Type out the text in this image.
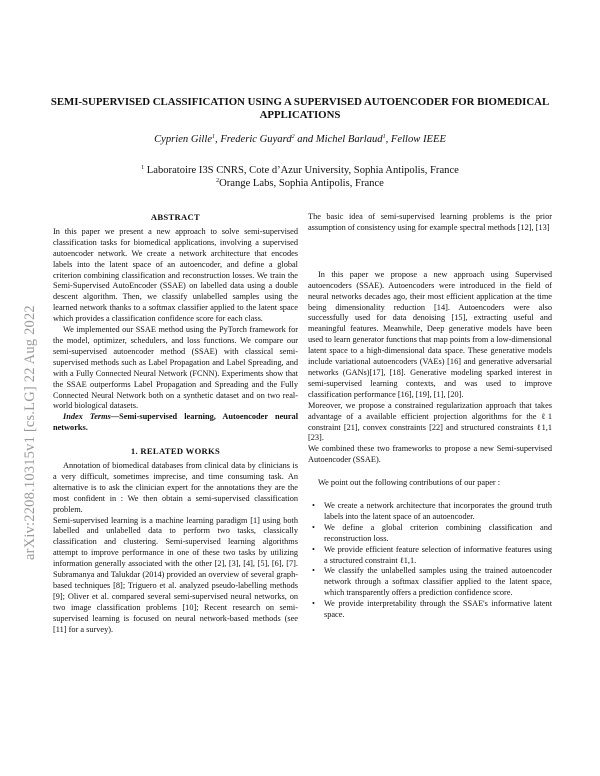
arXiv:2208.10315v1 [cs.LG] 22 Aug 2022
SEMI-SUPERVISED CLASSIFICATION USING A SUPERVISED AUTOENCODER FOR BIOMEDICAL APPLICATIONS
Cyprien Gille$^1$, Frederic Guyard$^2$ and Michel Barlaud$^1$, Fellow IEEE
$^1$ Laboratoire I3S CNRS, Cote d’Azur University, Sophia Antipolis, France
$^2$Orange Labs, Sophia Antipolis, France
ABSTRACT

In this paper we present a new approach to solve semi-supervised classification tasks for biomedical applications, involving a supervised autoencoder network. We create a network architecture that encodes labels into the latent space of an autoencoder, and define a global criterion combining classification and reconstruction losses. We train the Semi-Supervised AutoEncoder (SSAE) on labelled data using a double descent algorithm. Then, we classify unlabelled samples using the learned network thanks to a softmax classifier applied to the latent space which provides a classification confidence score for each class.

We implemented our SSAE method using the PyTorch framework for the model, optimizer, schedulers, and loss functions. We compare our semi-supervised autoencoder method (SSAE) with classical semi-supervised methods such as Label Propagation and Label Spreading, and with a Fully Connected Neural Network (FCNN). Experiments show that the SSAE outperforms Label Propagation and Spreading and the Fully Connected Neural Network both on a synthetic dataset and on two real-world biological datasets.

Index Terms—Semi-supervised learning, Autoencoder neural networks.

1. RELATED WORKS

Annotation of biomedical databases from clinical data by clinicians is a very difficult, sometimes imprecise, and time consuming task. An alternative is to ask the clinician expert for the annotations they are the most confident in : We then obtain a semi-supervised classification problem.

Semi-supervised learning is a machine learning paradigm [1] using both labelled and unlabelled data to perform two tasks, classically classification and clustering. Semi-supervised learning algorithms attempt to improve performance in one of these two tasks by utilizing information generally associated with the other [2], [3], [4], [5], [6], [7]. Subramanya and Talukdar (2014) provided an overview of several graph-based techniques [8]; Triguero et al. analyzed pseudo-labelling methods [9]; Oliver et al. compared several semi-supervised neural networks, on two image classification problems [10]; Recent research on semi-supervised learning is focused on neural network-based methods (see [11] for a survey).

The basic idea of semi-supervised learning problems is the prior assumption of consistency using for example spectral methods [12], [13]

In this paper we propose a new approach using Supervised autoencoders (SSAE). Autoencoders were introduced in the field of neural networks decades ago, their most efficient application at the time being dimensionality reduction [14]. Autoencoders were also successfully used for data denoising [15], extracting useful and meaningful features. Meanwhile, Deep generative models have been used to learn generator functions that map points from a low-dimensional latent space to a high-dimensional data space. These generative models include variational autoencoders (VAEs) [16] and generative adversarial networks (GANs)[17], [18]. Generative modeling sparked interest in semi-supervised learning contexts, and was used to improve classification performance [16], [19], [1], [20].

Moreover, we propose a constrained regularization approach that takes advantage of a available efficient projection algorithms for the ℓ1 constraint [21], convex constraints [22] and structured constraints ℓ1,1 [23].

We combined these two frameworks to propose a new Semi-supervised Autoencoder (SSAE).

We point out the following contributions of our paper :

• We create a network architecture that incorporates the ground truth labels into the latent space of an autoencoder.
• We define a global criterion combining classification and reconstruction loss.
• We provide efficient feature selection of informative features using a structured constraint ℓ1,1.
• We classify the unlabelled samples using the trained autoencoder network through a softmax classifier applied to the latent space, which transparently offers a prediction confidence score.
• We provide interpretability through the SSAE's informative latent space.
-*-*-
What you should do
Every line of text is to be repeated exactly; pictures are left out.

Exercise answer
Type out the text in this image.
arXiv:2208.10315v1 [cs.LG] 22 Aug 2022
SEMI-SUPERVISED CLASSIFICATION USING A SUPERVISED AUTOENCODER FOR BIOMEDICAL APPLICATIONS
Cyprien Gille$^1$, Frederic Guyard$^2$ and Michel Barlaud$^1$, Fellow IEEE
$^1$ Laboratoire I3S CNRS, Cote d’Azur University, Sophia Antipolis, France
$^2$Orange Labs, Sophia Antipolis, France
ABSTRACT

In this paper we present a new approach to solve semi-supervised classification tasks for biomedical applications, involving a supervised autoencoder network. We create a network architecture that encodes labels into the latent space of an autoencoder, and define a global criterion combining classification and reconstruction losses. We train the Semi-Supervised AutoEncoder (SSAE) on labelled data using a double descent algorithm. Then, we classify unlabelled samples using the learned network thanks to a softmax classifier applied to the latent space which provides a classification confidence score for each class.

We implemented our SSAE method using the PyTorch framework for the model, optimizer, schedulers, and loss functions. We compare our semi-supervised autoencoder method (SSAE) with classical semi-supervised methods such as Label Propagation and Label Spreading, and with a Fully Connected Neural Network (FCNN). Experiments show that the SSAE outperforms Label Propagation and Spreading and the Fully Connected Neural Network both on a synthetic dataset and on two real-world biological datasets.

Index Terms—Semi-supervised learning, Autoencoder neural networks.

1. RELATED WORKS

Annotation of biomedical databases from clinical data by clinicians is a very difficult, sometimes imprecise, and time consuming task. An alternative is to ask the clinician expert for the annotations they are the most confident in : We then obtain a semi-supervised classification problem.

Semi-supervised learning is a machine learning paradigm [1] using both labelled and unlabelled data to perform two tasks, classically classification and clustering. Semi-supervised learning algorithms attempt to improve performance in one of these two tasks by utilizing information generally associated with the other [2], [3], [4], [5], [6], [7]. Subramanya and Talukdar (2014) provided an overview of several graph-based techniques [8]; Triguero et al. analyzed pseudo-labelling methods [9]; Oliver et al. compared several semi-supervised neural networks, on two image classification problems [10]; Recent research on semi-supervised learning is focused on neural network-based methods (see [11] for a survey).

The basic idea of semi-supervised learning problems is the prior assumption of consistency using for example spectral methods [12], [13]

In this paper we propose a new approach using Supervised autoencoders (SSAE). Autoencoders were introduced in the field of neural networks decades ago, their most efficient application at the time being dimensionality reduction [14]. Autoencoders were also successfully used for data denoising [15], extracting useful and meaningful features. Meanwhile, Deep generative models have been used to learn generator functions that map points from a low-dimensional latent space to a high-dimensional data space. These generative models include variational autoencoders (VAEs) [16] and generative adversarial networks (GANs)[17], [18]. Generative modeling sparked interest in semi-supervised learning contexts, and was used to improve classification performance [16], [19], [1], [20].

Moreover, we propose a constrained regularization approach that takes advantage of a available efficient projection algorithms for the ℓ1 constraint [21], convex constraints [22] and structured constraints ℓ1,1 [23].

We combined these two frameworks to propose a new Semi-supervised Autoencoder (SSAE).

We point out the following contributions of our paper :

• We create a network architecture that incorporates the ground truth labels into the latent space of an autoencoder.
• We define a global criterion combining classification and reconstruction loss.
• We provide efficient feature selection of informative features using a structured constraint ℓ1,1.
• We classify the unlabelled samples using the trained autoencoder network through a softmax classifier applied to the latent space, which transparently offers a prediction confidence score.
• We provide interpretability through the SSAE's informative latent space.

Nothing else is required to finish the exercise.